§ **OBJECTIVE**
Extract every entry word for word.

§ **MATERIAL FOR THE TASK**
----

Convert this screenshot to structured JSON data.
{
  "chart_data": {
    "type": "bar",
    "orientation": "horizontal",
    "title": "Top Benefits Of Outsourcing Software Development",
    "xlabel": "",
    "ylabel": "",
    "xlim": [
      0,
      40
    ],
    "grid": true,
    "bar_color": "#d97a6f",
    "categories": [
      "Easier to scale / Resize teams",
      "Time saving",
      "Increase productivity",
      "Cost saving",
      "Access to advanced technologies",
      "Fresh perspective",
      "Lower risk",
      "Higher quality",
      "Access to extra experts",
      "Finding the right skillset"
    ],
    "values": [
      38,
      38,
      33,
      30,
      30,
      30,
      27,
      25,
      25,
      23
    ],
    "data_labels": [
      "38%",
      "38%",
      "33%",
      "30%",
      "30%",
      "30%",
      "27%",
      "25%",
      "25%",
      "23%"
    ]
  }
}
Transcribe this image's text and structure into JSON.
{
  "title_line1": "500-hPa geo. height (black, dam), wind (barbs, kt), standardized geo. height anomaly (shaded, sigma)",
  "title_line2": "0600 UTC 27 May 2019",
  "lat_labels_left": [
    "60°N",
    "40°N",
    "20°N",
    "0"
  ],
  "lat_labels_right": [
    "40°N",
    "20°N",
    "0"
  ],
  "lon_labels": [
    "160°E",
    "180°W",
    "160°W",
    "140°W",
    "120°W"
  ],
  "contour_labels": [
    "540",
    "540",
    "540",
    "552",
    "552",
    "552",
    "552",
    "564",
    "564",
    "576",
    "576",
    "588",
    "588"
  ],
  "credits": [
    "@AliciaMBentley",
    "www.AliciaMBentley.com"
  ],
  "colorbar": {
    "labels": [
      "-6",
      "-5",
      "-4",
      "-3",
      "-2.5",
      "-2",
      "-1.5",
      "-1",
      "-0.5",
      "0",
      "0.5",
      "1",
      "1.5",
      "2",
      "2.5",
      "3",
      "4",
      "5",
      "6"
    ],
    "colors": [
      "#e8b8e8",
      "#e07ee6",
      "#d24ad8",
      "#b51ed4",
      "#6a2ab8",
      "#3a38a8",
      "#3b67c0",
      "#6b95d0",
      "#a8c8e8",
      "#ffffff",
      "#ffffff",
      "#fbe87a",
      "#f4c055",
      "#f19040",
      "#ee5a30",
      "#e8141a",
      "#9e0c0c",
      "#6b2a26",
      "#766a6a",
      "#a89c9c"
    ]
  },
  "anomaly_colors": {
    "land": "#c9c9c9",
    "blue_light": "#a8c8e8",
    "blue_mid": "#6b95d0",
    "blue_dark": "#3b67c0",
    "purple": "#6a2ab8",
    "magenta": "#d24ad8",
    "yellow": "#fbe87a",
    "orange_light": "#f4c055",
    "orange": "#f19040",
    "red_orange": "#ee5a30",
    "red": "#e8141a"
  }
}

----

§ **FINAL RESULT**
Convert this screenshot to structured JSON data.
{
  "chart_data": {
    "type": "bar",
    "orientation": "horizontal",
    "title": "Top Benefits Of Outsourcing Software Development",
    "xlabel": "",
    "ylabel": "",
    "xlim": [
      0,
      40
    ],
    "grid": true,
    "bar_color": "#d97a6f",
    "categories": [
      "Easier to scale / Resize teams",
      "Time saving",
      "Increase productivity",
      "Cost saving",
      "Access to advanced technologies",
      "Fresh perspective",
      "Lower risk",
      "Higher quality",
      "Access to extra experts",
      "Finding the right skillset"
    ],
    "values": [
      38,
      38,
      33,
      30,
      30,
      30,
      27,
      25,
      25,
      23
    ],
    "data_labels": [
      "38%",
      "38%",
      "33%",
      "30%",
      "30%",
      "30%",
      "27%",
      "25%",
      "25%",
      "23%"
    ]
  }
}
Transcribe this image's text and structure into JSON.
{
  "title_line1": "500-hPa geo. height (black, dam), wind (barbs, kt), standardized geo. height anomaly (shaded, sigma)",
  "title_line2": "0600 UTC 27 May 2019",
  "lat_labels_left": [
    "60°N",
    "40°N",
    "20°N",
    "0"
  ],
  "lat_labels_right": [
    "40°N",
    "20°N",
    "0"
  ],
  "lon_labels": [
    "160°E",
    "180°W",
    "160°W",
    "140°W",
    "120°W"
  ],
  "contour_labels": [
    "540",
    "540",
    "540",
    "552",
    "552",
    "552",
    "552",
    "564",
    "564",
    "576",
    "576",
    "588",
    "588"
  ],
  "credits": [
    "@AliciaMBentley",
    "www.AliciaMBentley.com"
  ],
  "colorbar": {
    "labels": [
      "-6",
      "-5",
      "-4",
      "-3",
      "-2.5",
      "-2",
      "-1.5",
      "-1",
      "-0.5",
      "0",
      "0.5",
      "1",
      "1.5",
      "2",
      "2.5",
      "3",
      "4",
      "5",
      "6"
    ],
    "colors": [
      "#e8b8e8",
      "#e07ee6",
      "#d24ad8",
      "#b51ed4",
      "#6a2ab8",
      "#3a38a8",
      "#3b67c0",
      "#6b95d0",
      "#a8c8e8",
      "#ffffff",
      "#ffffff",
      "#fbe87a",
      "#f4c055",
      "#f19040",
      "#ee5a30",
      "#e8141a",
      "#9e0c0c",
      "#6b2a26",
      "#766a6a",
      "#a89c9c"
    ]
  },
  "anomaly_colors": {
    "land": "#c9c9c9",
    "blue_light": "#a8c8e8",
    "blue_mid": "#6b95d0",
    "blue_dark": "#3b67c0",
    "purple": "#6a2ab8",
    "magenta": "#d24ad8",
    "yellow": "#fbe87a",
    "orange_light": "#f4c055",
    "orange": "#f19040",
    "red_orange": "#ee5a30",
    "red": "#e8141a"
  }
}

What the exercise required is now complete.